Collection entries
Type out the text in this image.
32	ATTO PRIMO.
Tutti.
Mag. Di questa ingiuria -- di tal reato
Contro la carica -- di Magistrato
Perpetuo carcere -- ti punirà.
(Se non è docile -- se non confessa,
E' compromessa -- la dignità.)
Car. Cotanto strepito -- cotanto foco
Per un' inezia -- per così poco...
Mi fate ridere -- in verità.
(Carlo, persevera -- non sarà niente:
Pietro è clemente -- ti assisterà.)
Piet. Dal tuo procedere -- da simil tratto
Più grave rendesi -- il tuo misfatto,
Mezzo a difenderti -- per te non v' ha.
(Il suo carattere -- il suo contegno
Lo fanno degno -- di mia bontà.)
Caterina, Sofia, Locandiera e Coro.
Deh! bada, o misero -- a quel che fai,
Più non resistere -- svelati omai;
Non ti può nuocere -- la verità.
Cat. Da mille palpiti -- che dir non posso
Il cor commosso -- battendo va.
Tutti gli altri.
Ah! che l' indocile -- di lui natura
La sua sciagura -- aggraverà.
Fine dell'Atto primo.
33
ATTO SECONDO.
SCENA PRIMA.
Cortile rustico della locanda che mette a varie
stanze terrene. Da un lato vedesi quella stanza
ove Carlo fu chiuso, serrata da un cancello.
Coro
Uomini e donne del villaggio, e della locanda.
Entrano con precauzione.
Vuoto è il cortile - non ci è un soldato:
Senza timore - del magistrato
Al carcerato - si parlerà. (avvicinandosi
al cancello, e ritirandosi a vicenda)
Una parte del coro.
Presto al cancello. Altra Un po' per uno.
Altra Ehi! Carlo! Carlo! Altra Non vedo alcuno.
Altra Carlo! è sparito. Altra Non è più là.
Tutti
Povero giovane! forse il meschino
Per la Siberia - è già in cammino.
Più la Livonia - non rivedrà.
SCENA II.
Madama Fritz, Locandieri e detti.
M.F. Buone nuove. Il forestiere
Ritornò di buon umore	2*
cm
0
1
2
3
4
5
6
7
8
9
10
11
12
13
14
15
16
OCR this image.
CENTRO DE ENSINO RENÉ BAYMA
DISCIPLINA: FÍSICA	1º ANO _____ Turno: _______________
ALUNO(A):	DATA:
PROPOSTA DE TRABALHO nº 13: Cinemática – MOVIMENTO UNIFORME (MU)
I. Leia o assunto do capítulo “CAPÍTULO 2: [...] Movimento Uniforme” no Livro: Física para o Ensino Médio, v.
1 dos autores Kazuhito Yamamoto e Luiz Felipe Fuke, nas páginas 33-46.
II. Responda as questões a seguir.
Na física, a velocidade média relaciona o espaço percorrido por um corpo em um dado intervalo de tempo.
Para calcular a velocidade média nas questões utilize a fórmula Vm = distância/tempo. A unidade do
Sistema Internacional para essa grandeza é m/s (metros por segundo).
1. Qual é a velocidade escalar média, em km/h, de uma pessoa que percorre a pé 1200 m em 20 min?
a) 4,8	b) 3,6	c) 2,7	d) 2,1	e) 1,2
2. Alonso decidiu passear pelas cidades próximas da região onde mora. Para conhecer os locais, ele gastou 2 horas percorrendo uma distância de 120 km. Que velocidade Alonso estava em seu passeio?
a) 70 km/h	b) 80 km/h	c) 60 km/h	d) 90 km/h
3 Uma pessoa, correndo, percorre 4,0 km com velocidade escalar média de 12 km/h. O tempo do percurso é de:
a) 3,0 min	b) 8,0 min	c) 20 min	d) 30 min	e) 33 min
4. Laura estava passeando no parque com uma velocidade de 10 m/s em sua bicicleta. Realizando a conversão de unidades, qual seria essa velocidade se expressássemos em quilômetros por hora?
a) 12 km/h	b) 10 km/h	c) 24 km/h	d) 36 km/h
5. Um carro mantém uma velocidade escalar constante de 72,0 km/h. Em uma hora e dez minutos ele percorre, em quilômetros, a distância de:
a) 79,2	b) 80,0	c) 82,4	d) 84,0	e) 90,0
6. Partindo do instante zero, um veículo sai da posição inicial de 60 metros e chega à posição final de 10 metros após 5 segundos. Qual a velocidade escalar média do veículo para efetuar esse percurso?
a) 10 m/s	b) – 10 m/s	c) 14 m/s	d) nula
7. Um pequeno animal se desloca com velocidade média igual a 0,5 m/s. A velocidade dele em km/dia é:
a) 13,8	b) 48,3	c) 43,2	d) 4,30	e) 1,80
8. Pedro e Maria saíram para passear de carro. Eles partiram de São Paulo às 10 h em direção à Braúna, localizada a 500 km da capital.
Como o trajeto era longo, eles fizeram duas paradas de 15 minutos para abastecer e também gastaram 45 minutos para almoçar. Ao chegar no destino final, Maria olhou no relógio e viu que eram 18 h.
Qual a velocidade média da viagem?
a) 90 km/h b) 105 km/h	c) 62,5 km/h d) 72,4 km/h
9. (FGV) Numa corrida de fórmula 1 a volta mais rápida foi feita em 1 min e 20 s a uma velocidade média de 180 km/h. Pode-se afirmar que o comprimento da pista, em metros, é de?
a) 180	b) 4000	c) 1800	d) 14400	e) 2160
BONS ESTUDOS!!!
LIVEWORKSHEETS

WORK INSTRUCTIONS
Output each record precisely as given.

EXERCISE RESULT
Type out the text in this image.
32	ATTO PRIMO.
Tutti.
Mag. Di questa ingiuria -- di tal reato
Contro la carica -- di Magistrato
Perpetuo carcere -- ti punirà.
(Se non è docile -- se non confessa,
E' compromessa -- la dignità.)
Car. Cotanto strepito -- cotanto foco
Per un' inezia -- per così poco...
Mi fate ridere -- in verità.
(Carlo, persevera -- non sarà niente:
Pietro è clemente -- ti assisterà.)
Piet. Dal tuo procedere -- da simil tratto
Più grave rendesi -- il tuo misfatto,
Mezzo a difenderti -- per te non v' ha.
(Il suo carattere -- il suo contegno
Lo fanno degno -- di mia bontà.)
Caterina, Sofia, Locandiera e Coro.
Deh! bada, o misero -- a quel che fai,
Più non resistere -- svelati omai;
Non ti può nuocere -- la verità.
Cat. Da mille palpiti -- che dir non posso
Il cor commosso -- battendo va.
Tutti gli altri.
Ah! che l' indocile -- di lui natura
La sua sciagura -- aggraverà.
Fine dell'Atto primo.
33
ATTO SECONDO.
SCENA PRIMA.
Cortile rustico della locanda che mette a varie
stanze terrene. Da un lato vedesi quella stanza
ove Carlo fu chiuso, serrata da un cancello.
Coro
Uomini e donne del villaggio, e della locanda.
Entrano con precauzione.
Vuoto è il cortile - non ci è un soldato:
Senza timore - del magistrato
Al carcerato - si parlerà. (avvicinandosi
al cancello, e ritirandosi a vicenda)
Una parte del coro.
Presto al cancello. Altra Un po' per uno.
Altra Ehi! Carlo! Carlo! Altra Non vedo alcuno.
Altra Carlo! è sparito. Altra Non è più là.
Tutti
Povero giovane! forse il meschino
Per la Siberia - è già in cammino.
Più la Livonia - non rivedrà.
SCENA II.
Madama Fritz, Locandieri e detti.
M.F. Buone nuove. Il forestiere
Ritornò di buon umore	2*
cm
0
1
2
3
4
5
6
7
8
9
10
11
12
13
14
15
16
OCR this image.
CENTRO DE ENSINO RENÉ BAYMA
DISCIPLINA: FÍSICA	1º ANO _____ Turno: _______________
ALUNO(A):	DATA:
PROPOSTA DE TRABALHO nº 13: Cinemática – MOVIMENTO UNIFORME (MU)
I. Leia o assunto do capítulo “CAPÍTULO 2: [...] Movimento Uniforme” no Livro: Física para o Ensino Médio, v.
1 dos autores Kazuhito Yamamoto e Luiz Felipe Fuke, nas páginas 33-46.
II. Responda as questões a seguir.
Na física, a velocidade média relaciona o espaço percorrido por um corpo em um dado intervalo de tempo.
Para calcular a velocidade média nas questões utilize a fórmula Vm = distância/tempo. A unidade do
Sistema Internacional para essa grandeza é m/s (metros por segundo).
1. Qual é a velocidade escalar média, em km/h, de uma pessoa que percorre a pé 1200 m em 20 min?
a) 4,8	b) 3,6	c) 2,7	d) 2,1	e) 1,2
2. Alonso decidiu passear pelas cidades próximas da região onde mora. Para conhecer os locais, ele gastou 2 horas percorrendo uma distância de 120 km. Que velocidade Alonso estava em seu passeio?
a) 70 km/h	b) 80 km/h	c) 60 km/h	d) 90 km/h
3 Uma pessoa, correndo, percorre 4,0 km com velocidade escalar média de 12 km/h. O tempo do percurso é de:
a) 3,0 min	b) 8,0 min	c) 20 min	d) 30 min	e) 33 min
4. Laura estava passeando no parque com uma velocidade de 10 m/s em sua bicicleta. Realizando a conversão de unidades, qual seria essa velocidade se expressássemos em quilômetros por hora?
a) 12 km/h	b) 10 km/h	c) 24 km/h	d) 36 km/h
5. Um carro mantém uma velocidade escalar constante de 72,0 km/h. Em uma hora e dez minutos ele percorre, em quilômetros, a distância de:
a) 79,2	b) 80,0	c) 82,4	d) 84,0	e) 90,0
6. Partindo do instante zero, um veículo sai da posição inicial de 60 metros e chega à posição final de 10 metros após 5 segundos. Qual a velocidade escalar média do veículo para efetuar esse percurso?
a) 10 m/s	b) – 10 m/s	c) 14 m/s	d) nula
7. Um pequeno animal se desloca com velocidade média igual a 0,5 m/s. A velocidade dele em km/dia é:
a) 13,8	b) 48,3	c) 43,2	d) 4,30	e) 1,80
8. Pedro e Maria saíram para passear de carro. Eles partiram de São Paulo às 10 h em direção à Braúna, localizada a 500 km da capital.
Como o trajeto era longo, eles fizeram duas paradas de 15 minutos para abastecer e também gastaram 45 minutos para almoçar. Ao chegar no destino final, Maria olhou no relógio e viu que eram 18 h.
Qual a velocidade média da viagem?
a) 90 km/h b) 105 km/h	c) 62,5 km/h d) 72,4 km/h
9. (FGV) Numa corrida de fórmula 1 a volta mais rápida foi feita em 1 min e 20 s a uma velocidade média de 180 km/h. Pode-se afirmar que o comprimento da pista, em metros, é de?
a) 180	b) 4000	c) 1800	d) 14400	e) 2160
BONS ESTUDOS!!!
LIVEWORKSHEETS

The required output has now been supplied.